SET EXERCISE
Return every line of the records below word for word, leaving out the pictures.

EXERCISE MATERIAL
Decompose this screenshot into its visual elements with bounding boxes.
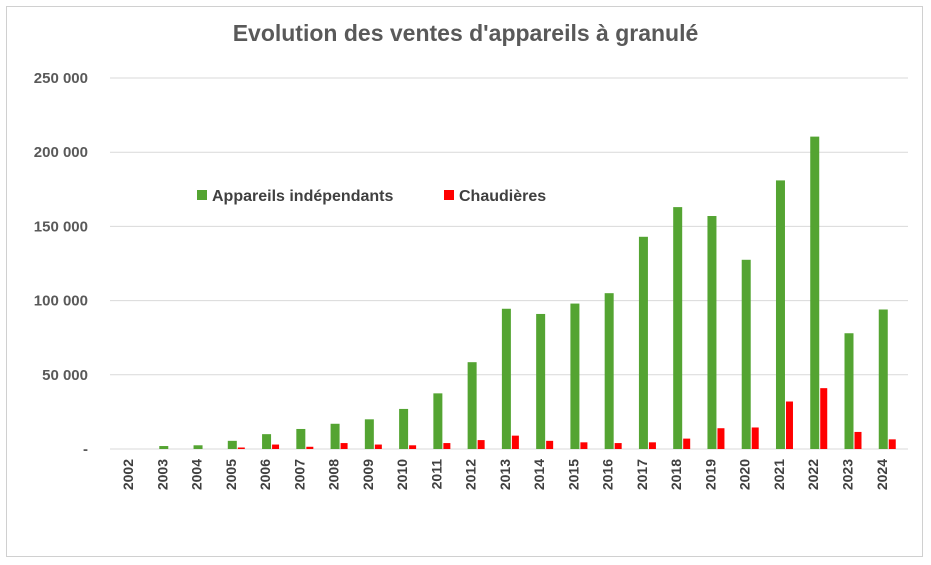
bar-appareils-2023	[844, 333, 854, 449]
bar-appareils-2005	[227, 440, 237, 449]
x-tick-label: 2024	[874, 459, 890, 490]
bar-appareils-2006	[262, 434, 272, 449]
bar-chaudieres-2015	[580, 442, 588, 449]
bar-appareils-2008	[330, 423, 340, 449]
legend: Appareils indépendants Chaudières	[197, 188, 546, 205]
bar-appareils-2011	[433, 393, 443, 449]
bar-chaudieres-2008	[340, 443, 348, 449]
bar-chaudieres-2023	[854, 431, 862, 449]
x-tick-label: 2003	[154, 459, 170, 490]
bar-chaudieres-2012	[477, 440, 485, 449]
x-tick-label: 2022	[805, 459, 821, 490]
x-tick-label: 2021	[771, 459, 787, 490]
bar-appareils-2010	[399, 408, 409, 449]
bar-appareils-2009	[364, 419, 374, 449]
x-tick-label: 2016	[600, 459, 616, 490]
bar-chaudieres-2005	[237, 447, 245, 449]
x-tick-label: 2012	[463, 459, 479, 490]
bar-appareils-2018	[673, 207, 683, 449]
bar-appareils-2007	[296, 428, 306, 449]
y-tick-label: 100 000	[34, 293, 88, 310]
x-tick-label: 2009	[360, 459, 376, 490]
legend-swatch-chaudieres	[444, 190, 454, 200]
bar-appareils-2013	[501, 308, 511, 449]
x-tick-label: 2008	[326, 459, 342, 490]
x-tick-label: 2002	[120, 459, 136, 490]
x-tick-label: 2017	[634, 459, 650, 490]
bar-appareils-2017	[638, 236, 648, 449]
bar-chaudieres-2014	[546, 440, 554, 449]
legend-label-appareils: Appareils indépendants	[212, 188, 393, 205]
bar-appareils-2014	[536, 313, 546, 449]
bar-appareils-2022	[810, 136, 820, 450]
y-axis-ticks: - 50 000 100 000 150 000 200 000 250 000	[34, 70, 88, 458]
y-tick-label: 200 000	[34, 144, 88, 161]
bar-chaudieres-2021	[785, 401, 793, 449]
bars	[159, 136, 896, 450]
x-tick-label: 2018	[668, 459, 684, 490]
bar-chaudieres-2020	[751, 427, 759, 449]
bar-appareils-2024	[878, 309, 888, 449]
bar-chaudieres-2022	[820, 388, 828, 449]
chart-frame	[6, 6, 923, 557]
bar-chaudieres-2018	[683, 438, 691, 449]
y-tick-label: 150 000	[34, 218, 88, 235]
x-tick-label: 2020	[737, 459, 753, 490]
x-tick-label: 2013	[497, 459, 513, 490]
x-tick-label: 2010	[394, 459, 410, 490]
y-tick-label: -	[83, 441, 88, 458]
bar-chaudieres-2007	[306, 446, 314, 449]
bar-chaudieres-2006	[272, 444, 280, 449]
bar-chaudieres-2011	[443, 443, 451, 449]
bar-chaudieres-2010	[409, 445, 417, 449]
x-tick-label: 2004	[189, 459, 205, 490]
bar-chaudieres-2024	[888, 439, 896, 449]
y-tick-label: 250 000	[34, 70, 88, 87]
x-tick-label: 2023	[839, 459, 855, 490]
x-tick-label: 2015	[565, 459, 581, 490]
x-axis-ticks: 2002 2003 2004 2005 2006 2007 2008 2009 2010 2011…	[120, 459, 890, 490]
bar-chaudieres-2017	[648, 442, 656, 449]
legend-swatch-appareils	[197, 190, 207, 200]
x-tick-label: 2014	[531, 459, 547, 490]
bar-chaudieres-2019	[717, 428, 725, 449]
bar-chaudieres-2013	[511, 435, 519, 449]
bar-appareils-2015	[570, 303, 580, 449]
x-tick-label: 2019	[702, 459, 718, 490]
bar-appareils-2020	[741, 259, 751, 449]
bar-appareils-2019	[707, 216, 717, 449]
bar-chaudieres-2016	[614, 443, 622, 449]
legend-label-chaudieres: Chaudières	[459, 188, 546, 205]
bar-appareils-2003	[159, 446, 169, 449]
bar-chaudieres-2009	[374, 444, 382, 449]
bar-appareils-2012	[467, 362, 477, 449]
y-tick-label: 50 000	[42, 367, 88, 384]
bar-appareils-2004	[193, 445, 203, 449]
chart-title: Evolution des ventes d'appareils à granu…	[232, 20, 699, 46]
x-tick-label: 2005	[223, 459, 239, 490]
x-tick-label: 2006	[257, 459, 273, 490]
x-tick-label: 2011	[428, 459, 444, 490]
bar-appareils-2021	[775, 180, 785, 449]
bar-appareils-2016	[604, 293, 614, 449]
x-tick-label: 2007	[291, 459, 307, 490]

THE SOLUTION
Decompose this screenshot into its visual elements with bounding boxes.
bar-appareils-2023	[844, 333, 854, 449]
bar-appareils-2005	[227, 440, 237, 449]
x-tick-label: 2024	[874, 459, 890, 490]
bar-appareils-2006	[262, 434, 272, 449]
bar-chaudieres-2015	[580, 442, 588, 449]
bar-appareils-2008	[330, 423, 340, 449]
legend: Appareils indépendants Chaudières	[197, 188, 546, 205]
bar-appareils-2011	[433, 393, 443, 449]
bar-chaudieres-2008	[340, 443, 348, 449]
bar-chaudieres-2023	[854, 431, 862, 449]
x-tick-label: 2003	[154, 459, 170, 490]
bar-chaudieres-2012	[477, 440, 485, 449]
x-tick-label: 2022	[805, 459, 821, 490]
x-tick-label: 2021	[771, 459, 787, 490]
bar-appareils-2010	[399, 408, 409, 449]
bar-appareils-2009	[364, 419, 374, 449]
x-tick-label: 2016	[600, 459, 616, 490]
bar-chaudieres-2005	[237, 447, 245, 449]
x-tick-label: 2012	[463, 459, 479, 490]
bar-appareils-2018	[673, 207, 683, 449]
bar-appareils-2007	[296, 428, 306, 449]
y-tick-label: 100 000	[34, 293, 88, 310]
x-tick-label: 2009	[360, 459, 376, 490]
legend-swatch-chaudieres	[444, 190, 454, 200]
bar-appareils-2013	[501, 308, 511, 449]
x-tick-label: 2008	[326, 459, 342, 490]
x-tick-label: 2002	[120, 459, 136, 490]
x-tick-label: 2017	[634, 459, 650, 490]
bar-appareils-2017	[638, 236, 648, 449]
bar-chaudieres-2014	[546, 440, 554, 449]
legend-label-appareils: Appareils indépendants	[212, 188, 393, 205]
bar-appareils-2014	[536, 313, 546, 449]
bar-appareils-2022	[810, 136, 820, 450]
y-axis-ticks: - 50 000 100 000 150 000 200 000 250 000	[34, 70, 88, 458]
y-tick-label: 200 000	[34, 144, 88, 161]
bar-chaudieres-2021	[785, 401, 793, 449]
bars	[159, 136, 896, 450]
x-tick-label: 2018	[668, 459, 684, 490]
bar-chaudieres-2020	[751, 427, 759, 449]
bar-appareils-2024	[878, 309, 888, 449]
bar-chaudieres-2022	[820, 388, 828, 449]
chart-frame	[6, 6, 923, 557]
bar-chaudieres-2018	[683, 438, 691, 449]
y-tick-label: 150 000	[34, 218, 88, 235]
x-tick-label: 2020	[737, 459, 753, 490]
x-tick-label: 2013	[497, 459, 513, 490]
x-tick-label: 2010	[394, 459, 410, 490]
y-tick-label: -	[83, 441, 88, 458]
bar-chaudieres-2007	[306, 446, 314, 449]
bar-chaudieres-2006	[272, 444, 280, 449]
bar-chaudieres-2011	[443, 443, 451, 449]
bar-chaudieres-2010	[409, 445, 417, 449]
x-tick-label: 2004	[189, 459, 205, 490]
bar-chaudieres-2024	[888, 439, 896, 449]
y-tick-label: 250 000	[34, 70, 88, 87]
x-tick-label: 2023	[839, 459, 855, 490]
x-tick-label: 2015	[565, 459, 581, 490]
x-axis-ticks: 2002 2003 2004 2005 2006 2007 2008 2009 2010 2011…	[120, 459, 890, 490]
bar-chaudieres-2017	[648, 442, 656, 449]
legend-swatch-appareils	[197, 190, 207, 200]
x-tick-label: 2014	[531, 459, 547, 490]
bar-chaudieres-2019	[717, 428, 725, 449]
bar-chaudieres-2013	[511, 435, 519, 449]
bar-appareils-2015	[570, 303, 580, 449]
x-tick-label: 2019	[702, 459, 718, 490]
bar-appareils-2020	[741, 259, 751, 449]
bar-appareils-2019	[707, 216, 717, 449]
bar-chaudieres-2016	[614, 443, 622, 449]
legend-label-chaudieres: Chaudières	[459, 188, 546, 205]
bar-appareils-2003	[159, 446, 169, 449]
bar-chaudieres-2009	[374, 444, 382, 449]
bar-appareils-2012	[467, 362, 477, 449]
y-tick-label: 50 000	[42, 367, 88, 384]
bar-appareils-2004	[193, 445, 203, 449]
chart-title: Evolution des ventes d'appareils à granu…	[232, 20, 699, 46]
x-tick-label: 2005	[223, 459, 239, 490]
x-tick-label: 2006	[257, 459, 273, 490]
x-tick-label: 2011	[428, 459, 444, 490]
bar-appareils-2021	[775, 180, 785, 449]
bar-appareils-2016	[604, 293, 614, 449]
x-tick-label: 2007	[291, 459, 307, 490]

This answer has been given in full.